Data in this exercise:
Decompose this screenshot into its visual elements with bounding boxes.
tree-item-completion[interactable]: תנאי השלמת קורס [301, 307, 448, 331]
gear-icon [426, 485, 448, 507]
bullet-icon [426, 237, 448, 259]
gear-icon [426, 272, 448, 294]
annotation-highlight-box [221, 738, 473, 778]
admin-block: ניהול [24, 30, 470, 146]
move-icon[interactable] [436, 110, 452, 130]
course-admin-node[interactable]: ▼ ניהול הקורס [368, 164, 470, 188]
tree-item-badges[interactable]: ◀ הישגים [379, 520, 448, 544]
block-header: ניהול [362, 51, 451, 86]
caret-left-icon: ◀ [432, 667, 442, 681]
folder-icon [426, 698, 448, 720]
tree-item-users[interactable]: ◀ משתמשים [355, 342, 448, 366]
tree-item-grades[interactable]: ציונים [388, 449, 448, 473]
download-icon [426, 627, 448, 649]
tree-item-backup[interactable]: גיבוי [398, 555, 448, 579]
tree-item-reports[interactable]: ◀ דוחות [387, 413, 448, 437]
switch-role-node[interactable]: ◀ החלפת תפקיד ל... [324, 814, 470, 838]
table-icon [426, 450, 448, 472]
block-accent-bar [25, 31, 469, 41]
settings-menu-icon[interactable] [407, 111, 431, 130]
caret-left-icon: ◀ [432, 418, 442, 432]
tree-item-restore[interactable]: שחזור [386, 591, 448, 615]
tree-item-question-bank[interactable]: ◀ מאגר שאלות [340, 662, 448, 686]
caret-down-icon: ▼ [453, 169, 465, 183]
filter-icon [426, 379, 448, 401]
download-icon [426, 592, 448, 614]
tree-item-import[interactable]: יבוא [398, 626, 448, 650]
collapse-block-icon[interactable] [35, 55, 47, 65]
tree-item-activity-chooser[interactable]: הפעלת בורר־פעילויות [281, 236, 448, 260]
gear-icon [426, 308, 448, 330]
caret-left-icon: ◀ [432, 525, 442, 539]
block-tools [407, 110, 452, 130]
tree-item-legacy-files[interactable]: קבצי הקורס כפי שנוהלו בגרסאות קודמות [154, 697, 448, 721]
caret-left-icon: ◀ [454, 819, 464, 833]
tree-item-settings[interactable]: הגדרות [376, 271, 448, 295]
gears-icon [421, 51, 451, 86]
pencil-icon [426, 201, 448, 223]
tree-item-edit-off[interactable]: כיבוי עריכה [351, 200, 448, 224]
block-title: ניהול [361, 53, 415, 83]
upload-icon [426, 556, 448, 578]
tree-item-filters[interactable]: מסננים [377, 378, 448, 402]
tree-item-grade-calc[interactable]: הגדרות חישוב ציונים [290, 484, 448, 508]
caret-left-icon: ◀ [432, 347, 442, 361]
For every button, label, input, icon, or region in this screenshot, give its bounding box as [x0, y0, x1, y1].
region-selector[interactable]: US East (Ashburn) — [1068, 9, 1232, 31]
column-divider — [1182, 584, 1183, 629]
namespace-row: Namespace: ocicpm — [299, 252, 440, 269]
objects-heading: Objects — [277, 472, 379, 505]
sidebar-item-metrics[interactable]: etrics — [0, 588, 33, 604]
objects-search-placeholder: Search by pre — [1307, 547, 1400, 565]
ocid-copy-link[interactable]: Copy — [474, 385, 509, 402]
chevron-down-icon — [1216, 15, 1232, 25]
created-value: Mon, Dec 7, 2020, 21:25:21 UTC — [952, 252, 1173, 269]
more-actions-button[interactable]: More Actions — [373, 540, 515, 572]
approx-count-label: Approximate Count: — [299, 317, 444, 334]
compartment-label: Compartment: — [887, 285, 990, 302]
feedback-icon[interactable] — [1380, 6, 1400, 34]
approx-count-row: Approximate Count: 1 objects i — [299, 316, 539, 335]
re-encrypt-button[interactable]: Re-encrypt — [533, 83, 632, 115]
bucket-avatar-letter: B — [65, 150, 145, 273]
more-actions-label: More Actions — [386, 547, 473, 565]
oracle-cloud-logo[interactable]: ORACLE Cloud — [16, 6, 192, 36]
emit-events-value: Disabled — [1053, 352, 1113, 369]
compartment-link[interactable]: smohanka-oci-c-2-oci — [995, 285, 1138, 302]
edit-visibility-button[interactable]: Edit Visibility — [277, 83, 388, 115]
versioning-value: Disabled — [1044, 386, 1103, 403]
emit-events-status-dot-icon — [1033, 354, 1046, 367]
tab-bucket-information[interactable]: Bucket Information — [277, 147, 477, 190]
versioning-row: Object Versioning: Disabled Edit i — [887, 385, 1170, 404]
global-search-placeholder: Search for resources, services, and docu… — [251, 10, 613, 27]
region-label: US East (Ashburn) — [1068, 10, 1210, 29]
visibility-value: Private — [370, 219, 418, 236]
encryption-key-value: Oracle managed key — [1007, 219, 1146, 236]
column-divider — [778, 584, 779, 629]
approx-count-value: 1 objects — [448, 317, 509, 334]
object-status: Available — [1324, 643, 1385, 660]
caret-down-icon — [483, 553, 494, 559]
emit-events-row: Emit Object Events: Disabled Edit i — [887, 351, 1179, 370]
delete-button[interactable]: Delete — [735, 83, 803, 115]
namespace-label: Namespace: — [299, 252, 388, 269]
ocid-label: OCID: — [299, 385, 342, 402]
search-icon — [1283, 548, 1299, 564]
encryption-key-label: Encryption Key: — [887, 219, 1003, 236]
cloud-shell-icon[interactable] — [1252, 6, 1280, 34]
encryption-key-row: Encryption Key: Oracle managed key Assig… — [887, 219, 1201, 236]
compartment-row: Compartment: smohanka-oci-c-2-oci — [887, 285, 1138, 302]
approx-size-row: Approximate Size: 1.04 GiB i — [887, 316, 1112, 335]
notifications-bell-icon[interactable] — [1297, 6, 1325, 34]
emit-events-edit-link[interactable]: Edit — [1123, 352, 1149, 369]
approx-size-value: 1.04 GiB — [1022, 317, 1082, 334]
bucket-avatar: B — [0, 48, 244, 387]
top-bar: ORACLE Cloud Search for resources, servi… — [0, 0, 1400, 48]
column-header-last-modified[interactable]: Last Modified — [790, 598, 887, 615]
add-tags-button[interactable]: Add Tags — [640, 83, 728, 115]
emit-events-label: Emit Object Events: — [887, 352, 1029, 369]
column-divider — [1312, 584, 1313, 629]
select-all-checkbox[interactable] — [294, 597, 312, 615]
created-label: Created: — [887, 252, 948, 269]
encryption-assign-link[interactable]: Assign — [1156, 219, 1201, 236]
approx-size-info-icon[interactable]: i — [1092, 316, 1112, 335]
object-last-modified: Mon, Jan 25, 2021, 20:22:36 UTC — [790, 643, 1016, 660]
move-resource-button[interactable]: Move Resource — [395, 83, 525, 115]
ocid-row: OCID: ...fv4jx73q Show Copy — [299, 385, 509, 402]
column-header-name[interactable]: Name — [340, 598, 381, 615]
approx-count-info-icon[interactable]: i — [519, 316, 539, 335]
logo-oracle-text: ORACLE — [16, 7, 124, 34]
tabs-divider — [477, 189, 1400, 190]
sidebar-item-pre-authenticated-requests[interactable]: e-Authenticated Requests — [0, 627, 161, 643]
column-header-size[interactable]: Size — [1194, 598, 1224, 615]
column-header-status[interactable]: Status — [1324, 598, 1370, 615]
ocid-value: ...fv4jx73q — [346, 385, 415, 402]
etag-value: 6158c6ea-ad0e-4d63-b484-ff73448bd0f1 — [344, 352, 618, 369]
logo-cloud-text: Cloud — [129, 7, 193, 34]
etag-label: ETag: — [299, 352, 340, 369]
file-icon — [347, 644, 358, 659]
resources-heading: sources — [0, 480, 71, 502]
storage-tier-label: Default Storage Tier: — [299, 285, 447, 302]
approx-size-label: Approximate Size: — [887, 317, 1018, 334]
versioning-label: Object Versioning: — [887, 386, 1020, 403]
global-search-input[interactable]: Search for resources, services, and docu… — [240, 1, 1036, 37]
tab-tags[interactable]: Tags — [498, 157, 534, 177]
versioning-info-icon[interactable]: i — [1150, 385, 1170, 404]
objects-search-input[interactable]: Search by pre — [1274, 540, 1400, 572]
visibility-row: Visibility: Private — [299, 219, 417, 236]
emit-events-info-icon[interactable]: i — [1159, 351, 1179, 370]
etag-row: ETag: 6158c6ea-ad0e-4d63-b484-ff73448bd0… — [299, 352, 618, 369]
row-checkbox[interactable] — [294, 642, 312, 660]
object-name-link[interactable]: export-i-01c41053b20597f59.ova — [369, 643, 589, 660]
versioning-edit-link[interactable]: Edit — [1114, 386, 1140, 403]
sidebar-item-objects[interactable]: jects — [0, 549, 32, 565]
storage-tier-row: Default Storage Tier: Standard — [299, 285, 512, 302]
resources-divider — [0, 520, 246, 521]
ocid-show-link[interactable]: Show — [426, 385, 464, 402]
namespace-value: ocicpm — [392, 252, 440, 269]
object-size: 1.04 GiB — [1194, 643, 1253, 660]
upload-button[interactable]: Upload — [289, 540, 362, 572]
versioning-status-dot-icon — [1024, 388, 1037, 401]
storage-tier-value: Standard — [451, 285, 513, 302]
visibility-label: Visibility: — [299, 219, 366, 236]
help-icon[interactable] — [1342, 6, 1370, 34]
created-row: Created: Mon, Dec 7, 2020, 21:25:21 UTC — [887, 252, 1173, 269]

Your objective: Copy out the items above word for word, from the first line of the items through the line that contains "tree-item-grades[interactable]: ציונים [388, 449, 448, 473]", including both of those lines.

Exercise response:
Decompose this screenshot into its visual elements with bounding boxes.
tree-item-completion[interactable]: תנאי השלמת קורס [301, 307, 448, 331]
gear-icon [426, 485, 448, 507]
bullet-icon [426, 237, 448, 259]
gear-icon [426, 272, 448, 294]
annotation-highlight-box [221, 738, 473, 778]
admin-block: ניהול [24, 30, 470, 146]
move-icon[interactable] [436, 110, 452, 130]
course-admin-node[interactable]: ▼ ניהול הקורס [368, 164, 470, 188]
tree-item-badges[interactable]: ◀ הישגים [379, 520, 448, 544]
block-header: ניהול [362, 51, 451, 86]
caret-left-icon: ◀ [432, 667, 442, 681]
folder-icon [426, 698, 448, 720]
tree-item-users[interactable]: ◀ משתמשים [355, 342, 448, 366]
tree-item-grades[interactable]: ציונים [388, 449, 448, 473]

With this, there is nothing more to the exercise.